Set problem A: According to the Suba people text, what was the Suba population in the 2019 Kenya Population and Housing Census?
Set problem B: Please write out the stretch of the Suba people text from "Linguistically and historically" through "indigenous Olusuba language.".

Document excerpt:
* * * * *
Abasuba

Total population
- 157,787

Regions with significant populations
- Kenya

Languages
- Kisuba • Kiswahili. Dholuo

Religion
- African Traditional Religion • Christianity

Related ethnic groups
- other East Nyanza Bantu peoples

= Suba people (Kenya) =

Bantu group of people in Kenya

The Suba (also known as the Abasuba) are an ethnic group native to eastern Lake Victoria, predominantly residing in Homa Bay County and Migori County of southwestern Kenya, as well as across parts of Mara Region in northern Tanzania. In Kenya, the Suba inhabit the offshore islands of Rusinga and Mfangano, as well as mainland shores including Mbita, Suna, and Gwassi. In the 2019 Kenya Population and Housing Census, the Suba population was enumerated at 157,787.

Linguistically and historically of Bantu origin belonging to the Great Lakes Bantu branch, the Suba migrated to eastern Lake Victoria between the mid-17th and 18th centuries from the Kingdom of Buganda and Busoga in present-day Uganda, fleeing succession conflicts and internal warfare. Upon establishing settlements along Lake Victoria, the Suba interacted intensively with incoming Western Nilotic Luo groups. Over centuries of contact, intermarriage, and social assimilation, most Suba adopted Dholuo as their primary spoken language, leading to significant linguistic endangerment of the indigenous Olusuba language.
* * * * *
Raw data:

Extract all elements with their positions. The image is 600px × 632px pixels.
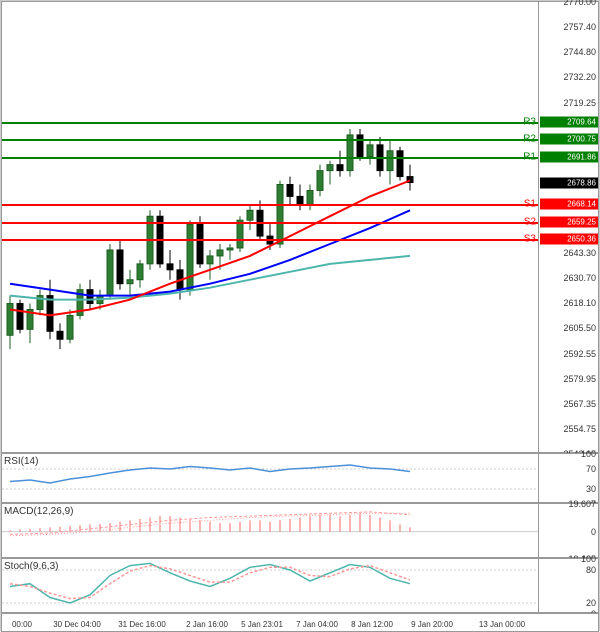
* * * * *
Final result A: 157,787

Final result B:
Linguistically and historically of Bantu origin belonging to the Great Lakes Bantu branch, the Suba migrated to eastern Lake Victoria between the mid-17th and 18th centuries from the Kingdom of Buganda and Busoga in present-day Uganda, fleeing succession conflicts and internal warfare. Upon establishing settlements along Lake Victoria, the Suba interacted intensively with incoming Western Nilotic Luo groups. Over centuries of contact, intermarriage, and social assimilation, most Suba adopted Dholuo as their primary spoken language, leading to significant linguistic endangerment of the indigenous Olusuba language.